— Begin DATA LINES —

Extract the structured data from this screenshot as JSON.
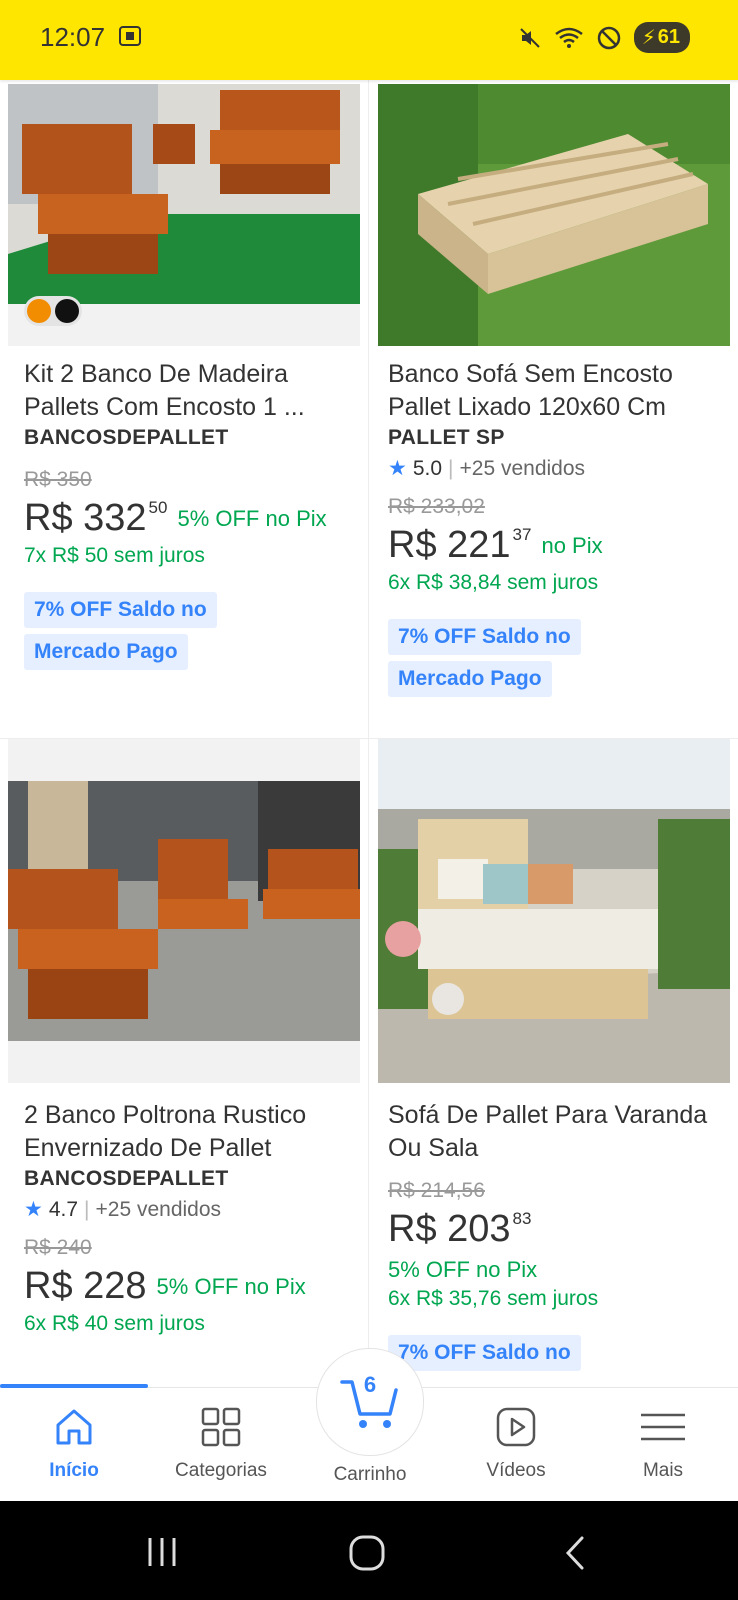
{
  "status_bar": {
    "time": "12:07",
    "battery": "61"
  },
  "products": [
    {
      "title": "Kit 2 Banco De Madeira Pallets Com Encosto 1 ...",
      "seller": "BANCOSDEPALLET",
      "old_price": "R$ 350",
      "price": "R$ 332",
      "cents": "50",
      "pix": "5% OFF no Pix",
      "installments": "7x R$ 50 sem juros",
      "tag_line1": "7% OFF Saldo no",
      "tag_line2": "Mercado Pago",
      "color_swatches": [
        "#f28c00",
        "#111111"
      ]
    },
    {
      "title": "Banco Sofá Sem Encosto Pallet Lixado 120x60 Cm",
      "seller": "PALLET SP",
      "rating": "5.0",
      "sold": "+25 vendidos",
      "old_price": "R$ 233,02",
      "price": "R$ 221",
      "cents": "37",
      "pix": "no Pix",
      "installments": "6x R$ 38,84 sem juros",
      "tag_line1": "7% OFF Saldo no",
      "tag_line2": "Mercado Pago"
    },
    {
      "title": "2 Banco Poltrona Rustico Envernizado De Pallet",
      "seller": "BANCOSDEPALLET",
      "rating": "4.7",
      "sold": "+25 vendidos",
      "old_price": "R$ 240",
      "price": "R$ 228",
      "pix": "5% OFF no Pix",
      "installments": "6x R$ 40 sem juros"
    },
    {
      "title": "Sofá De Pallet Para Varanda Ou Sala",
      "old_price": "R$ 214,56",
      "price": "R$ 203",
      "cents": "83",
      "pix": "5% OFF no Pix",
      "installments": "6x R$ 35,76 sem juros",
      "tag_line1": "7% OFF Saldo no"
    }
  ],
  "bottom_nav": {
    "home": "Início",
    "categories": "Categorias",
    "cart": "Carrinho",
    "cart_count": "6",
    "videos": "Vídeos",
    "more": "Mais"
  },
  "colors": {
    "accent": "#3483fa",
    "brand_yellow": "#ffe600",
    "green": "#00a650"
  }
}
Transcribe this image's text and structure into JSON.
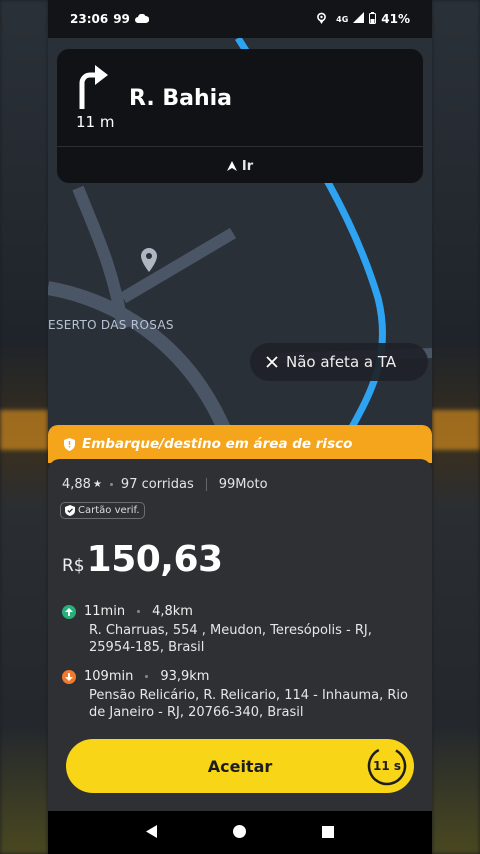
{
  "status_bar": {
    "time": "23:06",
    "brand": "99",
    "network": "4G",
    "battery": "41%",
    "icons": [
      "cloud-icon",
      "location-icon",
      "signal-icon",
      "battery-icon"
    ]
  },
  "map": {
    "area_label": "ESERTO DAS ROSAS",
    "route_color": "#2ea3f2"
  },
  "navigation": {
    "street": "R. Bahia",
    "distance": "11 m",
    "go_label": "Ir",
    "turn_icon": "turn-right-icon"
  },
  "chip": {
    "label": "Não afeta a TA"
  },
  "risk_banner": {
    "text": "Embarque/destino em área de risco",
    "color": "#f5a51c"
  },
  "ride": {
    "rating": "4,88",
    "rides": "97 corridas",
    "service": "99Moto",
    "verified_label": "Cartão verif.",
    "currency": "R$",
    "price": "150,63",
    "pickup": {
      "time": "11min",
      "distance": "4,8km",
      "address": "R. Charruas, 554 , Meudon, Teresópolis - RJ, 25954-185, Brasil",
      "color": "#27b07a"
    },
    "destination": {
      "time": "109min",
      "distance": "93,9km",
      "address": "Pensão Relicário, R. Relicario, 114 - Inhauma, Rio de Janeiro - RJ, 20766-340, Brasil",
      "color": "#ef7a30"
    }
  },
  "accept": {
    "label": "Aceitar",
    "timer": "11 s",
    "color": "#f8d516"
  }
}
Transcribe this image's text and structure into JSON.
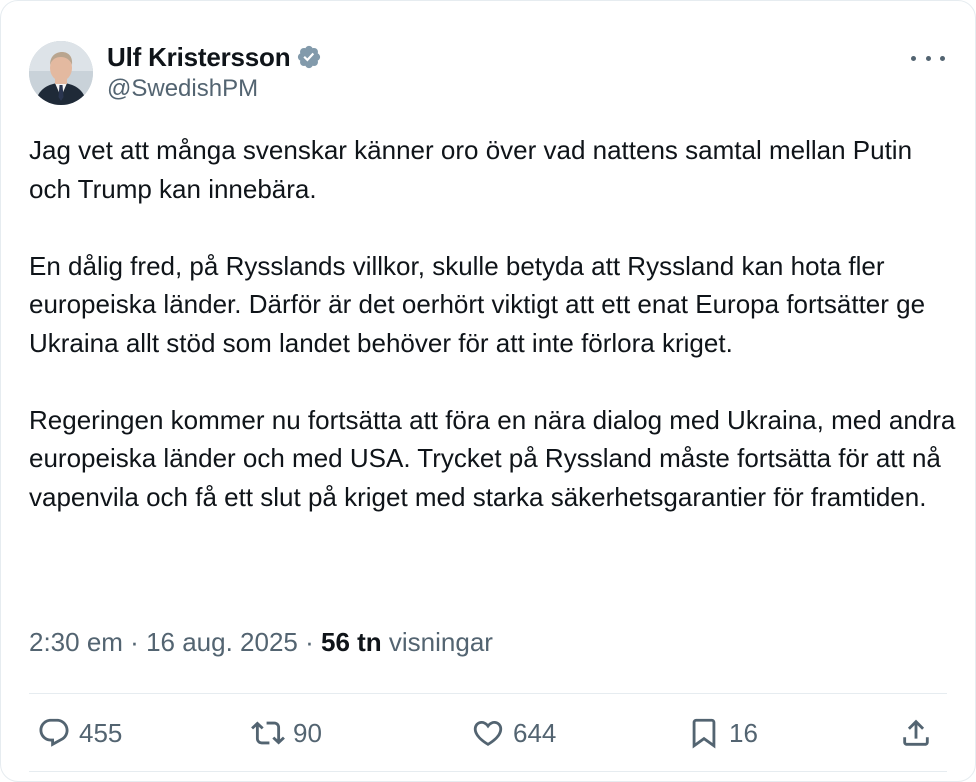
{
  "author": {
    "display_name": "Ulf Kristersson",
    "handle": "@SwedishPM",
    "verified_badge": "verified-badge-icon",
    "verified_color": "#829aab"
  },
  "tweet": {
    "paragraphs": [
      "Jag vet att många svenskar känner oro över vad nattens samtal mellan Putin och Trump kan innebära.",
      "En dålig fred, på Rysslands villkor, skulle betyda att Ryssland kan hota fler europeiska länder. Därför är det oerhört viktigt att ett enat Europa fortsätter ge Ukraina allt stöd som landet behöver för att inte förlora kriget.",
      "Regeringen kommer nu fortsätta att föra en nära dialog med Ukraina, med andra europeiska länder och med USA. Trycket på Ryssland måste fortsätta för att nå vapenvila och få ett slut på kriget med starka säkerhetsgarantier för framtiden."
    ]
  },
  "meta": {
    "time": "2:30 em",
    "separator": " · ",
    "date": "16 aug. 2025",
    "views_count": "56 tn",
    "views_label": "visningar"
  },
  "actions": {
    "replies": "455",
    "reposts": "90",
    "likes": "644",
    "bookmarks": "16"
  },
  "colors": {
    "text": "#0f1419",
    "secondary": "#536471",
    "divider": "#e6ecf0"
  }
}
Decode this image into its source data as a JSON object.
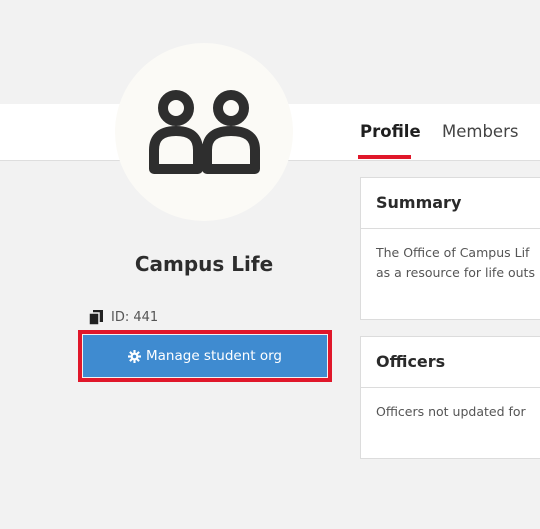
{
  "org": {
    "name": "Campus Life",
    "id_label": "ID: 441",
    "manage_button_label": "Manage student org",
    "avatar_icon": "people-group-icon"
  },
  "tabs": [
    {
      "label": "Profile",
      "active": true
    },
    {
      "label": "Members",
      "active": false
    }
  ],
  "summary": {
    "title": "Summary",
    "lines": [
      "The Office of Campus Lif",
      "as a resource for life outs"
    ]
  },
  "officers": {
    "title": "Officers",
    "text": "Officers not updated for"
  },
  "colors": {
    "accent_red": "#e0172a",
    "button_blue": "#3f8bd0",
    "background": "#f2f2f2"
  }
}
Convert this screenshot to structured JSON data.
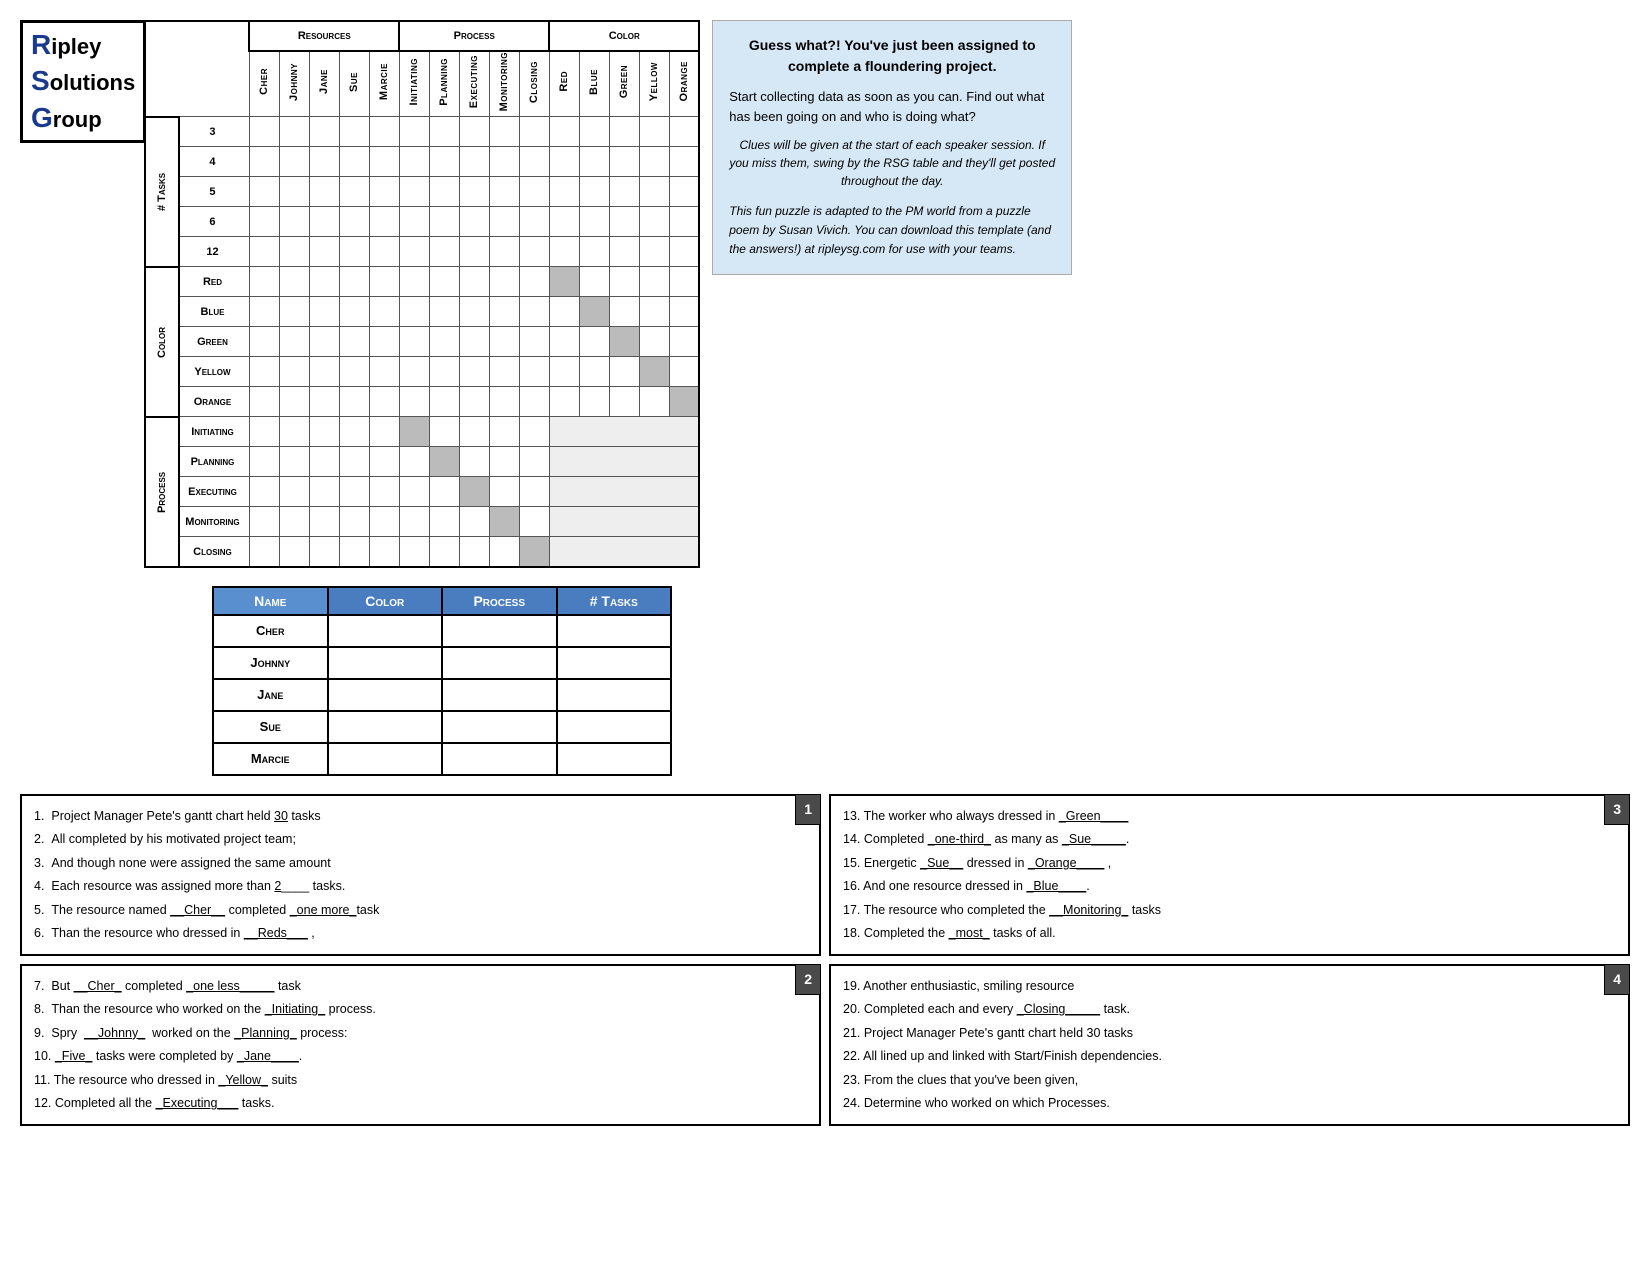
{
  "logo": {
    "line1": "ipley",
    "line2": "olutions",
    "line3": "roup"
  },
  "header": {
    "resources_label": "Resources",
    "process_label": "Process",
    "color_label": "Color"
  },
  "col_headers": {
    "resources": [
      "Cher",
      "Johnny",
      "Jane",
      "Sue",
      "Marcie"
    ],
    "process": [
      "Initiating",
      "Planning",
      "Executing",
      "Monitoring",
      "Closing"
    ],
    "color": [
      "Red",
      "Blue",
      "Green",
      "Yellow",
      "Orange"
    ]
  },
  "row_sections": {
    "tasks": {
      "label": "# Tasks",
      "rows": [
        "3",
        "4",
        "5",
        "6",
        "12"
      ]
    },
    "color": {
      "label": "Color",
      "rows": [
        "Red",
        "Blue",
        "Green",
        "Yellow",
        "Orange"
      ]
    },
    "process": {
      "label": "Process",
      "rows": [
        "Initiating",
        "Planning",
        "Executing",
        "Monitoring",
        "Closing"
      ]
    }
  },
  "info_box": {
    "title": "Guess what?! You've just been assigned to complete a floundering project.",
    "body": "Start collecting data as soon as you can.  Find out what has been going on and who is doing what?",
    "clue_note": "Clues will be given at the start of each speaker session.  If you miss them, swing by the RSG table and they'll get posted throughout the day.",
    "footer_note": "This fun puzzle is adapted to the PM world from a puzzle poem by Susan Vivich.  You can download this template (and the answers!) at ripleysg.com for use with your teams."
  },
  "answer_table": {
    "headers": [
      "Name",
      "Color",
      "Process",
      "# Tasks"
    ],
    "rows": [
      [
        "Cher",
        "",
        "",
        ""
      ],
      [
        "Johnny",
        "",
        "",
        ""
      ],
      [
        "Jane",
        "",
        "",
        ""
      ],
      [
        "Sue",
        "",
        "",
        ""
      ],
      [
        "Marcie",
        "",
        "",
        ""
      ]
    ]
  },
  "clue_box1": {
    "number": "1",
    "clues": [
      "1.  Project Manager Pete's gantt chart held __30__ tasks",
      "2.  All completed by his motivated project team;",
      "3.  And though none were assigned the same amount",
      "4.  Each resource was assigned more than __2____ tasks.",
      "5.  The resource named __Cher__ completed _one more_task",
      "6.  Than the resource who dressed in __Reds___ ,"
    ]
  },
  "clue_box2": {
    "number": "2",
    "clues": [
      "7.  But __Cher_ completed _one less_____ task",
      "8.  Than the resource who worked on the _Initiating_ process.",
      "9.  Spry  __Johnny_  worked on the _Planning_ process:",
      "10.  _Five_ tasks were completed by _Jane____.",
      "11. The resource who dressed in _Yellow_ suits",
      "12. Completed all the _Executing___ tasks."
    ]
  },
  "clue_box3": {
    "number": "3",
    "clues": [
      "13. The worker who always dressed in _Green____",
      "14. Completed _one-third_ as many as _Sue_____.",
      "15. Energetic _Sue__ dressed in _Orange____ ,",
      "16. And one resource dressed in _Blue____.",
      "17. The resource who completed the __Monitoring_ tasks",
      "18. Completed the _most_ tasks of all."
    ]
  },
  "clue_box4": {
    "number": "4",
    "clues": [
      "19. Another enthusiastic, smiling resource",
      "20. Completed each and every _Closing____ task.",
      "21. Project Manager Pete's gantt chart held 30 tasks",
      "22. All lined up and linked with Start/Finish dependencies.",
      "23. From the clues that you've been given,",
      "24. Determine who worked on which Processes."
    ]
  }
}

— End DATA LINES —

**EXERCISE PROMPT**
Scan the material and collect every line that contains "Pete".

**SOLUTION TO THIS TASK**
      "1.  Project Manager Pete's gantt chart held __30__ tasks",
      "21. Project Manager Pete's gantt chart held 30 tasks",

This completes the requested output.